**Requests**
1: According to the reasons for order, on what date did the appellants file a Notice of Discontinuance of the appeal?
2: Summarize the reasons for order in two sentences.
3: Translate this sentence from the reasons for order into French: "Based on the record I find that there are no special reasons to award costs of this appeal, let alone costs on a solicitor-and-client basis."

Date: 20080514
Docket: A-376-07
Citation: 2008 FCA 179
Present: RICHARD
C.J.
BETWEEN:
MINISTER OF CITIZENSHIP AND IMMIGRATION
and THE MINISTER OF PUBLIC SAFETY AND
EMERGENCY PREPAREDNESS
Appellants
and
MOHAMED HARKAT
Respondent
REASONS FOR ORDER
[1]
This is a
motion brought in writing by the respondent pursuant to Rule 369 of the Federal
Courts Rules for an Order:
a) granting costs in this matter
to be paid on a solicitor-and-client basis for all aspects of this appeal,
including the Application to Certify Questions and
b) for Directions pursuant to
Rule 403.(1) to the assessment officer respecting the costs in this matter.
[2]
The
grounds for the motion are as follows:
a) On March 31, 2008 the appellants
filed a Notice of Discontinuance of this appeal.
b) The appeal had been perfected
and was scheduled to be argued on May 6, 2008.
c) Rule 400(6)c) allows the Court
to order all or part of the costs on a solicitor-and-client basis.
d) The Notice of Discontinuance
of the appeal was sent out in response to a motion in writing to terminate the
appeal filed with the Court on March 18, 2008.
e) The unique circumstances of
the matter, having regard to it being a total waste of the Court’s time, is a
“special reason” to justify a costs award against the appellants.
[3]
In
response the appellants allege that the appeal was brought in good faith in
order to have this Court answer the serious questions certified by the motions
judge and when new legislation was passed in February 2008 the transitional
provisions effectively terminated the proceeding underlying the appeal. After
the respondent brought a motion to dismiss the appeal for mootness, the
appellants discontinued the appeal.
[4]
The
appellants position is that there has been no delay or misconduct on their part
and there are therefore no special reasons to award costs, let alone
solicitor-and-client costs.
[5]
Since this
appeal is subject to the Federal Courts Immigration and Refugee Protection
Rules there can be no award of costs on an appeal absent special reasons.
Rule 22 reads as follows:
22. Not costs shall be awarded
to or payable by any party in respect of an application for leave, an
application for judicial review or an appeal under these Rules unless the
court, for special reasons, so orders.
[6]
Based on
the record I find that there are no special reasons to award costs of this
appeal, let alone costs on a solicitor-and-client basis.
[7]
The
judgment under appeal was delivered on May 11, 2007. Pursuant to subsection
74(d) of the Immigration and Refugee Protection Act the Federal Court
Judge certified three serious questions of general importance on August 13,
2007.

Stored data entries:
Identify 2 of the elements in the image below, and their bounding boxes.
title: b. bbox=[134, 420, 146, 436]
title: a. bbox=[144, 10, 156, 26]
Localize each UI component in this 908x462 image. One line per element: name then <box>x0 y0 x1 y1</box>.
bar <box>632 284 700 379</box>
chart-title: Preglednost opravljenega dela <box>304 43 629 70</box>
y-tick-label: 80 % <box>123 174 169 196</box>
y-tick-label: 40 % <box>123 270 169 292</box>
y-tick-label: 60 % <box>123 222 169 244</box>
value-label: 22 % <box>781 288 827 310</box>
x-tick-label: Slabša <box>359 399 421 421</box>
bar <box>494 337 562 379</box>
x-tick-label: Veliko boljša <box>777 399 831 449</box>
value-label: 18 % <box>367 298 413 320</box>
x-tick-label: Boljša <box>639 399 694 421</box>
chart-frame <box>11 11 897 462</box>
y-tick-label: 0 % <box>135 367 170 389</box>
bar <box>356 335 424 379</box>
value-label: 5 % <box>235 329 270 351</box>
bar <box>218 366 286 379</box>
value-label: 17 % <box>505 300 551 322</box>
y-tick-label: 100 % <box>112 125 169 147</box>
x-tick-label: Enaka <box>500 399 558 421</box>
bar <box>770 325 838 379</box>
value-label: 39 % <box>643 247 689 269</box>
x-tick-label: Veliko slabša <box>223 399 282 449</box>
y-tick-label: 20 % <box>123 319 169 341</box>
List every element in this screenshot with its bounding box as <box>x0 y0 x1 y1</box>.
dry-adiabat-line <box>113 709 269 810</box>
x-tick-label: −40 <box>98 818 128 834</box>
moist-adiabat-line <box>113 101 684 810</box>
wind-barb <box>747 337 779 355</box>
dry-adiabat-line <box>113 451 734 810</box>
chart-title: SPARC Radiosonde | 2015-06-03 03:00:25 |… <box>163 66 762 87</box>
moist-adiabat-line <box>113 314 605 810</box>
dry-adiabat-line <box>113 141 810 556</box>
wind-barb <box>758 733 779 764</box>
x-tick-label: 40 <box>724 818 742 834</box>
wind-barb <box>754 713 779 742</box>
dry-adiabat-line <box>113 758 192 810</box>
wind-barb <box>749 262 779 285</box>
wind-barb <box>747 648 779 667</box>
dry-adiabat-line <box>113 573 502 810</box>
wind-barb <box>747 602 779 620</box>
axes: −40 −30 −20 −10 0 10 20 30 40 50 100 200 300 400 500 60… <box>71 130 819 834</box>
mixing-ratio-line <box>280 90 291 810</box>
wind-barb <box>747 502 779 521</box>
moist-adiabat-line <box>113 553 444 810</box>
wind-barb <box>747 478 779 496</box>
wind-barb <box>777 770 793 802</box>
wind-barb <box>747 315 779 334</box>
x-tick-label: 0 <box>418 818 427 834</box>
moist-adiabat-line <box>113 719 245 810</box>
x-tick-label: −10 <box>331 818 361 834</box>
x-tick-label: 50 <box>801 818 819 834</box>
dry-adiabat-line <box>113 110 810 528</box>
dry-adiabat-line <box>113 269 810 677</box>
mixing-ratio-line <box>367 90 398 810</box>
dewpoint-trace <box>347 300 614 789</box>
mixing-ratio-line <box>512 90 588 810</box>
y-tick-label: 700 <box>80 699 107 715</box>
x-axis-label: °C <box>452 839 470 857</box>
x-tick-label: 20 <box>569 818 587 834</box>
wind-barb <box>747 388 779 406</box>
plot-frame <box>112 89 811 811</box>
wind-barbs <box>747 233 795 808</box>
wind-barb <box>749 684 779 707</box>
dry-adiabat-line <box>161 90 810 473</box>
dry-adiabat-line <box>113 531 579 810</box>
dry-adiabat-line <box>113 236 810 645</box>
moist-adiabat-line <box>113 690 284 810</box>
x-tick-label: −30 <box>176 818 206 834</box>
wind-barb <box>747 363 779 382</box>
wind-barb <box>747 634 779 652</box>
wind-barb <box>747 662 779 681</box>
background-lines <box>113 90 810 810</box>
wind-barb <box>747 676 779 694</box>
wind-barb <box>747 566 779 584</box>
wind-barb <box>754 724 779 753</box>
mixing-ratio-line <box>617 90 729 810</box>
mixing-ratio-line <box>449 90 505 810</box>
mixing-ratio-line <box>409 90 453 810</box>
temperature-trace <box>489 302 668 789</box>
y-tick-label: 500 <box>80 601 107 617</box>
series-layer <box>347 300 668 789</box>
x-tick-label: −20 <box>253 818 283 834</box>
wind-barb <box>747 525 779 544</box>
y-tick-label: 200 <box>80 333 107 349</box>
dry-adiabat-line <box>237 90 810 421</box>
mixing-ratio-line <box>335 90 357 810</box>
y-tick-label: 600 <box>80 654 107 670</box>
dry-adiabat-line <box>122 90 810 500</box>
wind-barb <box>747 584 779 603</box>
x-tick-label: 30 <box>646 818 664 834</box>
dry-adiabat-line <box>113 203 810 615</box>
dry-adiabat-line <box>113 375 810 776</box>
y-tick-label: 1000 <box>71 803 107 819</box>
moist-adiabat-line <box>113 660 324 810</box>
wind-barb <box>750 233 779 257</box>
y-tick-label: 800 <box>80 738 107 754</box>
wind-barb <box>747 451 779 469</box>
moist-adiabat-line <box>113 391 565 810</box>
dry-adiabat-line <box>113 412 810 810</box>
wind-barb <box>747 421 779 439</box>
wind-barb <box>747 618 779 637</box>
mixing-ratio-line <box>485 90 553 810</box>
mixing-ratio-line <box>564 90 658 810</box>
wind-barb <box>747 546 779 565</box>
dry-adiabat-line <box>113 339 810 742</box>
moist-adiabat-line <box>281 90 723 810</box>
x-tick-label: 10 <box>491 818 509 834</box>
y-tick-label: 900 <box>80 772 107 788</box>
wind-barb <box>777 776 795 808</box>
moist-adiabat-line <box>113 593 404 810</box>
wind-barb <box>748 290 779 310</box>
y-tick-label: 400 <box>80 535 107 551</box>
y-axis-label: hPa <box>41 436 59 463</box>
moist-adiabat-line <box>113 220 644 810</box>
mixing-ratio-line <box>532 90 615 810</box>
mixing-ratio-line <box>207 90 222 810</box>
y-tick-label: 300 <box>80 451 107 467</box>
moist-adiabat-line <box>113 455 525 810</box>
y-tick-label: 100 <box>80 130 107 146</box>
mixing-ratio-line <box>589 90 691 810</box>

**Task-by-task results**
1: March 31, 2008.

2: After the appellants discontinued their appeal, the respondent moved in writing for costs on a solicitor-and-client basis, calling the appeal a total waste of the Court's time, while the appellants said they had acted in good faith without delay or misconduct. Because the appeal is subject to Rule 22 of the Federal Courts Immigration and Refugee Protection Rules, costs require special reasons, and the Court found none to award costs of the appeal, let alone solicitor-and-client costs.

3: Au vu du dossier, je conclus qu'il n'existe aucune raison spéciale justifiant l'adjudication des dépens du présent appel, et encore moins des dépens sur une base avocat-client.